## START Material for the task

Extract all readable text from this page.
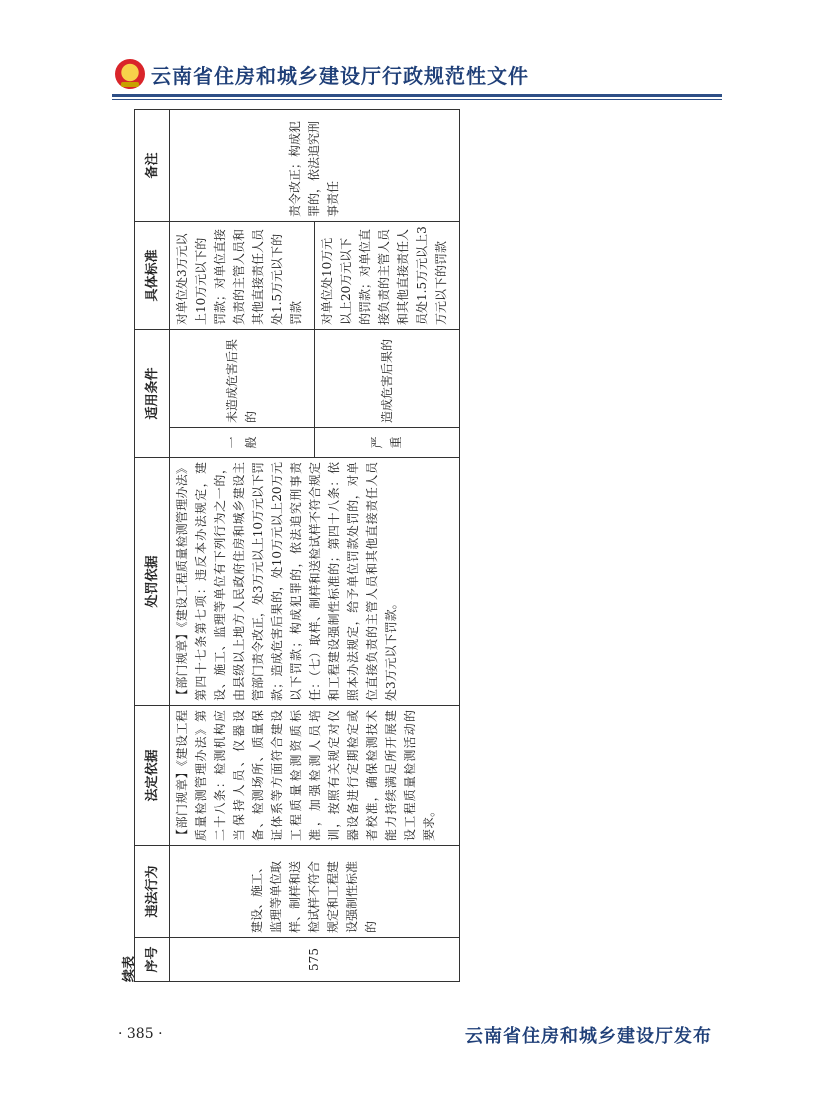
★ 云南省住房和城乡建设厅行政规范性文件
续表 序号	违法行为	法定依据	处罚依据	适用条件		具体标准	备注
575	建设、施工、监理等单位取样、制样和送检试样不符合规定和工程建设强制性标准的	【部门规章】《建设工程质量检测管理办法》第二十八条：检测机构应当保持人员、仪器设备、检测场所、质量保证体系等方面符合建设工程质量检测资质标准，加强检测人员培训，按照有关规定对仪器设备进行定期检定或者校准，确保检测技术能力持续满足所开展建设工程质量检测活动的要求。	【部门规章】《建设工程质量检测管理办法》第四十七条第七项：违反本办法规定，建设、施工、监理等单位有下列行为之一的，由县级以上地方人民政府住房和城乡建设主管部门责令改正，处3万元以上10万元以下罚款；造成危害后果的，处10万元以上20万元以下罚款；构成犯罪的，依法追究刑事责任：（七）取样、制样和送检试样不符合规定和工程建设强制性标准的；第四十八条：依照本办法规定，给予单位罚款处罚的，对单位直接负责的主管人员和其他直接责任人员处3万元以下罚款。	一般	未造成危害后果的	对单位处3万元以上10万元以下的罚款；对单位直接负责的主管人员和其他直接责任人员处1.5万元以下的罚款	责令改正；构成犯罪的，依法追究刑事责任
				严重	造成危害后果的	对单位处10万元以上20万元以下的罚款；对单位直接负责的主管人员和其他直接责任人员处1.5万元以上3万元以下的罚款	
· 385 ·	云南省住房和城乡建设厅发布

## END Material for the task

* Request
Quote the records above exactly, leaving out any pictures.

* Result of the task
Extract all readable text from this page.
★ 云南省住房和城乡建设厅行政规范性文件
续表 序号	违法行为	法定依据	处罚依据	适用条件		具体标准	备注
575	建设、施工、监理等单位取样、制样和送检试样不符合规定和工程建设强制性标准的	【部门规章】《建设工程质量检测管理办法》第二十八条：检测机构应当保持人员、仪器设备、检测场所、质量保证体系等方面符合建设工程质量检测资质标准，加强检测人员培训，按照有关规定对仪器设备进行定期检定或者校准，确保检测技术能力持续满足所开展建设工程质量检测活动的要求。	【部门规章】《建设工程质量检测管理办法》第四十七条第七项：违反本办法规定，建设、施工、监理等单位有下列行为之一的，由县级以上地方人民政府住房和城乡建设主管部门责令改正，处3万元以上10万元以下罚款；造成危害后果的，处10万元以上20万元以下罚款；构成犯罪的，依法追究刑事责任：（七）取样、制样和送检试样不符合规定和工程建设强制性标准的；第四十八条：依照本办法规定，给予单位罚款处罚的，对单位直接负责的主管人员和其他直接责任人员处3万元以下罚款。	一般	未造成危害后果的	对单位处3万元以上10万元以下的罚款；对单位直接负责的主管人员和其他直接责任人员处1.5万元以下的罚款	责令改正；构成犯罪的，依法追究刑事责任
				严重	造成危害后果的	对单位处10万元以上20万元以下的罚款；对单位直接负责的主管人员和其他直接责任人员处1.5万元以上3万元以下的罚款	
· 385 ·	云南省住房和城乡建设厅发布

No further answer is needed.